[start of Data for this exercise]
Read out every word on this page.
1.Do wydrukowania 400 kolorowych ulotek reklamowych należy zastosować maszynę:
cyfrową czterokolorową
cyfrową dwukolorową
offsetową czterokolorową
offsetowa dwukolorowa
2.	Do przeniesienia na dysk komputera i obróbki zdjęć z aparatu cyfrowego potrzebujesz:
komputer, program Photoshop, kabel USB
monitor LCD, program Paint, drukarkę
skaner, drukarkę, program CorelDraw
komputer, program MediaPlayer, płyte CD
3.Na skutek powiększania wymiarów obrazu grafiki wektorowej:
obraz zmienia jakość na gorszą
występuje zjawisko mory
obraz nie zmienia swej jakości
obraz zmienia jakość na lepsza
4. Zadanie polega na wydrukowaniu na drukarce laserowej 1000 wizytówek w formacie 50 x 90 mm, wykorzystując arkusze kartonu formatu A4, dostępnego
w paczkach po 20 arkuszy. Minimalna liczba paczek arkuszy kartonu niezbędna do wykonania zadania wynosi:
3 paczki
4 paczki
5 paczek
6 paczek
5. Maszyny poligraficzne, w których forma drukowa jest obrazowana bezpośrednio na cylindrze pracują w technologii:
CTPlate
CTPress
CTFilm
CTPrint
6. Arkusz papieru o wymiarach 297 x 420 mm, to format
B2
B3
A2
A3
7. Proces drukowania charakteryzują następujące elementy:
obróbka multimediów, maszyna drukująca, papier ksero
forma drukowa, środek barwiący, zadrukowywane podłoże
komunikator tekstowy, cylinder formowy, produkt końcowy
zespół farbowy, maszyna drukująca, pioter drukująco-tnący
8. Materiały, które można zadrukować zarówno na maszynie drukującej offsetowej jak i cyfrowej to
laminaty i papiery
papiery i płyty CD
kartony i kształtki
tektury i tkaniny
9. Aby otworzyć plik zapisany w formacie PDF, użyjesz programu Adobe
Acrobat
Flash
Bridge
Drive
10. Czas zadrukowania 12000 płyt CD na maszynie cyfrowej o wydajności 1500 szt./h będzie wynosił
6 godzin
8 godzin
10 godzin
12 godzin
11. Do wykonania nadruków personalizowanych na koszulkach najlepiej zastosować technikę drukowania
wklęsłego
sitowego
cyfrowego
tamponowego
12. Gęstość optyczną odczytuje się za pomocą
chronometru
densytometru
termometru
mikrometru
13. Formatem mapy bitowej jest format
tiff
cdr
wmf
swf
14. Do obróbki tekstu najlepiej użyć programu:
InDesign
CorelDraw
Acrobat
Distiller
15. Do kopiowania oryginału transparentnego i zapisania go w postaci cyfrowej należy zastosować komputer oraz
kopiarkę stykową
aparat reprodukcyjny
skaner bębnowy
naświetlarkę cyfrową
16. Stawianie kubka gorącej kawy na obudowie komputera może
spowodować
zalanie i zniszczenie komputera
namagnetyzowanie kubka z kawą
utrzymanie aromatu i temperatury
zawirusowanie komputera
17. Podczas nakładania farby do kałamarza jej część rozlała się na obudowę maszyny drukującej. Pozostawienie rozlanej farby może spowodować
[end of Data for this exercise]
Each record must be repeated exactly as it is.

**Response to this exercise**
Read out every word on this page.
1.Do wydrukowania 400 kolorowych ulotek reklamowych należy zastosować maszynę:
cyfrową czterokolorową
cyfrową dwukolorową
offsetową czterokolorową
offsetowa dwukolorowa
2.	Do przeniesienia na dysk komputera i obróbki zdjęć z aparatu cyfrowego potrzebujesz:
komputer, program Photoshop, kabel USB
monitor LCD, program Paint, drukarkę
skaner, drukarkę, program CorelDraw
komputer, program MediaPlayer, płyte CD
3.Na skutek powiększania wymiarów obrazu grafiki wektorowej:
obraz zmienia jakość na gorszą
występuje zjawisko mory
obraz nie zmienia swej jakości
obraz zmienia jakość na lepsza
4. Zadanie polega na wydrukowaniu na drukarce laserowej 1000 wizytówek w formacie 50 x 90 mm, wykorzystując arkusze kartonu formatu A4, dostępnego
w paczkach po 20 arkuszy. Minimalna liczba paczek arkuszy kartonu niezbędna do wykonania zadania wynosi:
3 paczki
4 paczki
5 paczek
6 paczek
5. Maszyny poligraficzne, w których forma drukowa jest obrazowana bezpośrednio na cylindrze pracują w technologii:
CTPlate
CTPress
CTFilm
CTPrint
6. Arkusz papieru o wymiarach 297 x 420 mm, to format
B2
B3
A2
A3
7. Proces drukowania charakteryzują następujące elementy:
obróbka multimediów, maszyna drukująca, papier ksero
forma drukowa, środek barwiący, zadrukowywane podłoże
komunikator tekstowy, cylinder formowy, produkt końcowy
zespół farbowy, maszyna drukująca, pioter drukująco-tnący
8. Materiały, które można zadrukować zarówno na maszynie drukującej offsetowej jak i cyfrowej to
laminaty i papiery
papiery i płyty CD
kartony i kształtki
tektury i tkaniny
9. Aby otworzyć plik zapisany w formacie PDF, użyjesz programu Adobe
Acrobat
Flash
Bridge
Drive
10. Czas zadrukowania 12000 płyt CD na maszynie cyfrowej o wydajności 1500 szt./h będzie wynosił
6 godzin
8 godzin
10 godzin
12 godzin
11. Do wykonania nadruków personalizowanych na koszulkach najlepiej zastosować technikę drukowania
wklęsłego
sitowego
cyfrowego
tamponowego
12. Gęstość optyczną odczytuje się za pomocą
chronometru
densytometru
termometru
mikrometru
13. Formatem mapy bitowej jest format
tiff
cdr
wmf
swf
14. Do obróbki tekstu najlepiej użyć programu:
InDesign
CorelDraw
Acrobat
Distiller
15. Do kopiowania oryginału transparentnego i zapisania go w postaci cyfrowej należy zastosować komputer oraz
kopiarkę stykową
aparat reprodukcyjny
skaner bębnowy
naświetlarkę cyfrową
16. Stawianie kubka gorącej kawy na obudowie komputera może
spowodować
zalanie i zniszczenie komputera
namagnetyzowanie kubka z kawą
utrzymanie aromatu i temperatury
zawirusowanie komputera
17. Podczas nakładania farby do kałamarza jej część rozlała się na obudowę maszyny drukującej. Pozostawienie rozlanej farby może spowodować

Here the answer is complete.